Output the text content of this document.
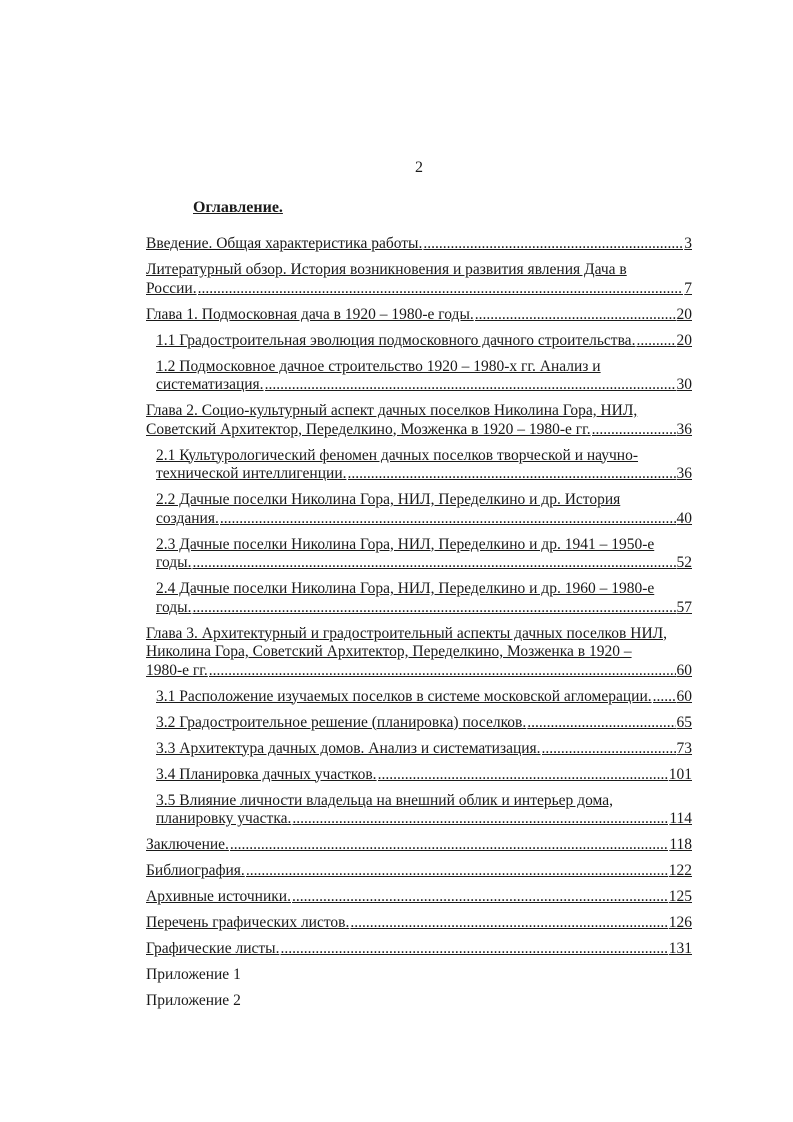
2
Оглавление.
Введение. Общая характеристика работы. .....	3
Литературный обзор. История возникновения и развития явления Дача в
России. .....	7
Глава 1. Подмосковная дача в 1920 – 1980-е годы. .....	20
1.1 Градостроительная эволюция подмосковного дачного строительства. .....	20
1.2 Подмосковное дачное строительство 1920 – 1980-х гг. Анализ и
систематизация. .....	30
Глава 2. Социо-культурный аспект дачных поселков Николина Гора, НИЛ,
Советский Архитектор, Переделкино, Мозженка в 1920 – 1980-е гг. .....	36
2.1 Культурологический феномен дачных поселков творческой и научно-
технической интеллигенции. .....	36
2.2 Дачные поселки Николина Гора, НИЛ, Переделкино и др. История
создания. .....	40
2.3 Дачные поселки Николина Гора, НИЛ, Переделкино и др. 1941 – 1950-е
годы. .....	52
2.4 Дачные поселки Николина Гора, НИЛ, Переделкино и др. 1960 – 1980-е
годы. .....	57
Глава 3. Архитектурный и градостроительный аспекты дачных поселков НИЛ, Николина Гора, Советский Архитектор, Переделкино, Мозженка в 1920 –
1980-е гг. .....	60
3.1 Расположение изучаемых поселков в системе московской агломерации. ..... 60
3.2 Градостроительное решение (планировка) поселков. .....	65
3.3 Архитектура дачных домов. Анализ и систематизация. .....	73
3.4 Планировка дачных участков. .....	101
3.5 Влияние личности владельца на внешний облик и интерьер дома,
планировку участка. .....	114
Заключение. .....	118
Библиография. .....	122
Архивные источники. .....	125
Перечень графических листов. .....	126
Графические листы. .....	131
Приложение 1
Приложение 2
= = = =
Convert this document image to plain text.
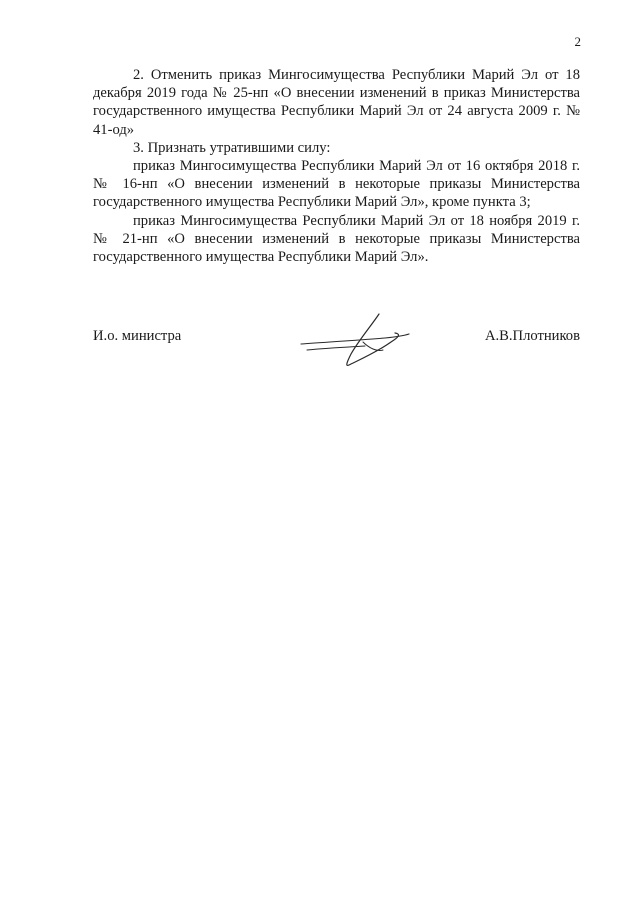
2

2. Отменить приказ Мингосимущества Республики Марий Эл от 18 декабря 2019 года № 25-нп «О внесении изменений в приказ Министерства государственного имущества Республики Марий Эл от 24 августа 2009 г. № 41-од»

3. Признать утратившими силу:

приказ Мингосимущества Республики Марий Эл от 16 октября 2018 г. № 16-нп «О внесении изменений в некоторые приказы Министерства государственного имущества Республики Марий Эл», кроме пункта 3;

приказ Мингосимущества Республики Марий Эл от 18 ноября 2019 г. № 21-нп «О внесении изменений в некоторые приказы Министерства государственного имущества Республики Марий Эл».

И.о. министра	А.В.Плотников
= = = =
WHAT IS ASKED.
Pull out all lines from the listing that contain the string "Архитектор".

EXERCISE RESULT.
Советский Архитектор, Переделкино, Мозженка в 1920 – 1980-е гг. .....	36
Глава 3. Архитектурный и градостроительный аспекты дачных поселков НИЛ, Николина Гора, Советский Архитектор, Переделкино, Мозженка в 1920 –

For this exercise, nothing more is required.